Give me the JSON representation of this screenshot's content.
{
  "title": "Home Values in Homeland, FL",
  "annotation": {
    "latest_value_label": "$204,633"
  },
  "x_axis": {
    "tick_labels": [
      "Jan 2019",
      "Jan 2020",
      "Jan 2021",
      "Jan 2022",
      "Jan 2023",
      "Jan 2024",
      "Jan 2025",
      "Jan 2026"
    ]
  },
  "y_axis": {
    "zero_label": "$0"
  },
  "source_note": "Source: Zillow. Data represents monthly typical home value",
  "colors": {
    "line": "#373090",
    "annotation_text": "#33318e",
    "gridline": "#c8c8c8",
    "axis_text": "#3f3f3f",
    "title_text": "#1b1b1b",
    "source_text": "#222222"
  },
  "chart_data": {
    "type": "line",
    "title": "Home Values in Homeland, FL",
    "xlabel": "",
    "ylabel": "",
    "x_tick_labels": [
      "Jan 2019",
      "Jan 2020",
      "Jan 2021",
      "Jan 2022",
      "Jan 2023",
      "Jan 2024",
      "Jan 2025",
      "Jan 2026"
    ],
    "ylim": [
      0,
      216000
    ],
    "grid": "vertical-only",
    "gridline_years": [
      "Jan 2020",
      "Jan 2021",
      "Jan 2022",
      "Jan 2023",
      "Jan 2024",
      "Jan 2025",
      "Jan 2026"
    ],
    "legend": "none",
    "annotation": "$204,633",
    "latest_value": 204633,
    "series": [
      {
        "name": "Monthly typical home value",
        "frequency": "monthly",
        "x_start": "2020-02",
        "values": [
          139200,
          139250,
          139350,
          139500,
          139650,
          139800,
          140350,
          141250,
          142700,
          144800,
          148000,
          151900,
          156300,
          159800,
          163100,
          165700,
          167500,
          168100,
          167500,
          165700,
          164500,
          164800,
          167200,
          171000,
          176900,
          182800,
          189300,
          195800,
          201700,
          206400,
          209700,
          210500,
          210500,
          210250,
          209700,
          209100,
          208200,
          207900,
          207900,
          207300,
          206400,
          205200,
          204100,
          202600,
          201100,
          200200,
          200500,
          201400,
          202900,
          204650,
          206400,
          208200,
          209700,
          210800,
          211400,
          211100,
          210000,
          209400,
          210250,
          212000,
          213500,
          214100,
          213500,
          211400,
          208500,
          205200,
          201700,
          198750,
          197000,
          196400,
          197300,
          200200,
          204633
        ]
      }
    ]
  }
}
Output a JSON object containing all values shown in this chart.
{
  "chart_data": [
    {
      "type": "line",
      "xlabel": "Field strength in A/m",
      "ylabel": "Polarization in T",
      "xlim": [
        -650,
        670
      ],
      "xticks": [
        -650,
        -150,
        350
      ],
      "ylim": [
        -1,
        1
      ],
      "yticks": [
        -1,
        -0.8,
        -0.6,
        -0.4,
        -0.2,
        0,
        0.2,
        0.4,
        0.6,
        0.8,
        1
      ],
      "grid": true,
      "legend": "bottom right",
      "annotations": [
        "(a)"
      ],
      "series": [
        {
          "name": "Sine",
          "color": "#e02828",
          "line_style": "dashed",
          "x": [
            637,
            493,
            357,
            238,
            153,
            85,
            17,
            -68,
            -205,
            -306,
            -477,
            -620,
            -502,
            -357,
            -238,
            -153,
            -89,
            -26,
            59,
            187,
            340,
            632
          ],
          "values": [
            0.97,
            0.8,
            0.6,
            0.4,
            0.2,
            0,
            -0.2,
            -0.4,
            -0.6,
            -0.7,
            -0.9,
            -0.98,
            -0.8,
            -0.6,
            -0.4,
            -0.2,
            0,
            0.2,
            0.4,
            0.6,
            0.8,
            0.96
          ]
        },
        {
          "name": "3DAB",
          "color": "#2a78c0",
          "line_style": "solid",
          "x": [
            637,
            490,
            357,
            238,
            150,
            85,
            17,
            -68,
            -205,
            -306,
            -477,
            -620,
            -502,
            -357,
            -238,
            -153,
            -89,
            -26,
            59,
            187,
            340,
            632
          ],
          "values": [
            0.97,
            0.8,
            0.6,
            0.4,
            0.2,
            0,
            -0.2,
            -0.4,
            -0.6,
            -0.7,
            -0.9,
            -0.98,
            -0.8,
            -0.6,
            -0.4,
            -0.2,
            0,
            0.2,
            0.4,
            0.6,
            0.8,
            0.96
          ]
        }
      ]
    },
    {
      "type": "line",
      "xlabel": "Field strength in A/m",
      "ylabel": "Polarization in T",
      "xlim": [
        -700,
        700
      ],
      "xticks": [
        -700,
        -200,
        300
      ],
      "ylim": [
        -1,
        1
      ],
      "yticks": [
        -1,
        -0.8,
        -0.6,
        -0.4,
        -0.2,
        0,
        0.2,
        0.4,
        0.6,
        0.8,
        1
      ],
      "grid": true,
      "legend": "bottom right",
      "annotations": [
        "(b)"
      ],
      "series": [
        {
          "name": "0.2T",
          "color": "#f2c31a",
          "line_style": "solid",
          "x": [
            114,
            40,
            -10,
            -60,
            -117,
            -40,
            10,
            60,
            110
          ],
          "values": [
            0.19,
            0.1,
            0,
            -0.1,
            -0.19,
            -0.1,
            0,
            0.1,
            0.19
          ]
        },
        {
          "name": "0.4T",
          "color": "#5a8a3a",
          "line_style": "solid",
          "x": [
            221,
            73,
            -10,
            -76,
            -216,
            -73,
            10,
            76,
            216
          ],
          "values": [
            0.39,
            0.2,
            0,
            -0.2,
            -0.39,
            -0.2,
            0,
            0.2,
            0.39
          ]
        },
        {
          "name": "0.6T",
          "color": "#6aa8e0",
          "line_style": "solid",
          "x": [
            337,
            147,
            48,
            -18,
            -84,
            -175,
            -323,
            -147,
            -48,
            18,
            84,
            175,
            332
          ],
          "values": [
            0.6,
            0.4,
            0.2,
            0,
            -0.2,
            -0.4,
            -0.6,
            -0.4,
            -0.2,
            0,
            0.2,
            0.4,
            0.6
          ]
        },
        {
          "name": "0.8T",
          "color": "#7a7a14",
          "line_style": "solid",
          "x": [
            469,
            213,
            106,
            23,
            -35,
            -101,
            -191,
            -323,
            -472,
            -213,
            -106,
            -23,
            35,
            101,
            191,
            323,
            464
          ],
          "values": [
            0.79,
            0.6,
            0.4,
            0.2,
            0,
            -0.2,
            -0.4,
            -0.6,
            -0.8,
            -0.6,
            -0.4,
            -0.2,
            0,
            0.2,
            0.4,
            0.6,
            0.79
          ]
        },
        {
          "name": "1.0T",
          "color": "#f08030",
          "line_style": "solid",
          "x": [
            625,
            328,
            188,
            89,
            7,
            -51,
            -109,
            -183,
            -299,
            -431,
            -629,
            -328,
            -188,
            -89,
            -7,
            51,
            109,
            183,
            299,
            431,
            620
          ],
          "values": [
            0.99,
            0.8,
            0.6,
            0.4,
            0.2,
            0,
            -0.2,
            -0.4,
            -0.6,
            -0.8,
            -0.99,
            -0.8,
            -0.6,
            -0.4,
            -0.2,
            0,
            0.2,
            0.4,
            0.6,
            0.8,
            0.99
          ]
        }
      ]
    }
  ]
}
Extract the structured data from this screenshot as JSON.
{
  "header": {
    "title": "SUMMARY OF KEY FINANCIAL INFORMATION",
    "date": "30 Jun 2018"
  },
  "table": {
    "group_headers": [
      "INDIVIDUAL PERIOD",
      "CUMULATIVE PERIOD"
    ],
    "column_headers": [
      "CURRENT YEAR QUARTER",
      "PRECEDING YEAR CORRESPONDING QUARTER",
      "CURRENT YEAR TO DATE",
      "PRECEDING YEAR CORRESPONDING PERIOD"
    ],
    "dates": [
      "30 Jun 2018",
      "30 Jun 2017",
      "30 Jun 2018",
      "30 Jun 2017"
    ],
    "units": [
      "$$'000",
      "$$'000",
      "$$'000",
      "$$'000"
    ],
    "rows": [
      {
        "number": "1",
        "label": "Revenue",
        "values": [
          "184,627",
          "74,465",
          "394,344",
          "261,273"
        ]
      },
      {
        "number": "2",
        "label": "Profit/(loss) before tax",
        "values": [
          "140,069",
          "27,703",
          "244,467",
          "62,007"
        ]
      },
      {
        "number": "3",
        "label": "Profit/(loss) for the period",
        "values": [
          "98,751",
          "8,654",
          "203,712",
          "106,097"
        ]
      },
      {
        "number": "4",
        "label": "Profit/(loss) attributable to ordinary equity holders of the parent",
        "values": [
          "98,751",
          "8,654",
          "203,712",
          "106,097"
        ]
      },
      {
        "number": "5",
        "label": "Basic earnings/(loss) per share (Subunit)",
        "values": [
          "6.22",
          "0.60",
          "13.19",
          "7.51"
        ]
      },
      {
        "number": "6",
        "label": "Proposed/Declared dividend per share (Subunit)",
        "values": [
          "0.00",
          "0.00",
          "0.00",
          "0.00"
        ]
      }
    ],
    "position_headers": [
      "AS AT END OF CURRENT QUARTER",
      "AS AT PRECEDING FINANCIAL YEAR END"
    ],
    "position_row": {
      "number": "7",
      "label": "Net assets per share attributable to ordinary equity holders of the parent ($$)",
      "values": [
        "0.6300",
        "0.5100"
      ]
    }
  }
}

★ ★ ★ ★ ★

■ **What you have to do**
Each line with the string "parent" in it needs to be found and copied.

■ **Result for this exercise**
        "label": "Profit/(loss) attributable to ordinary equity holders of the parent",
      "label": "Net assets per share attributable to ordinary equity holders of the parent ($$)",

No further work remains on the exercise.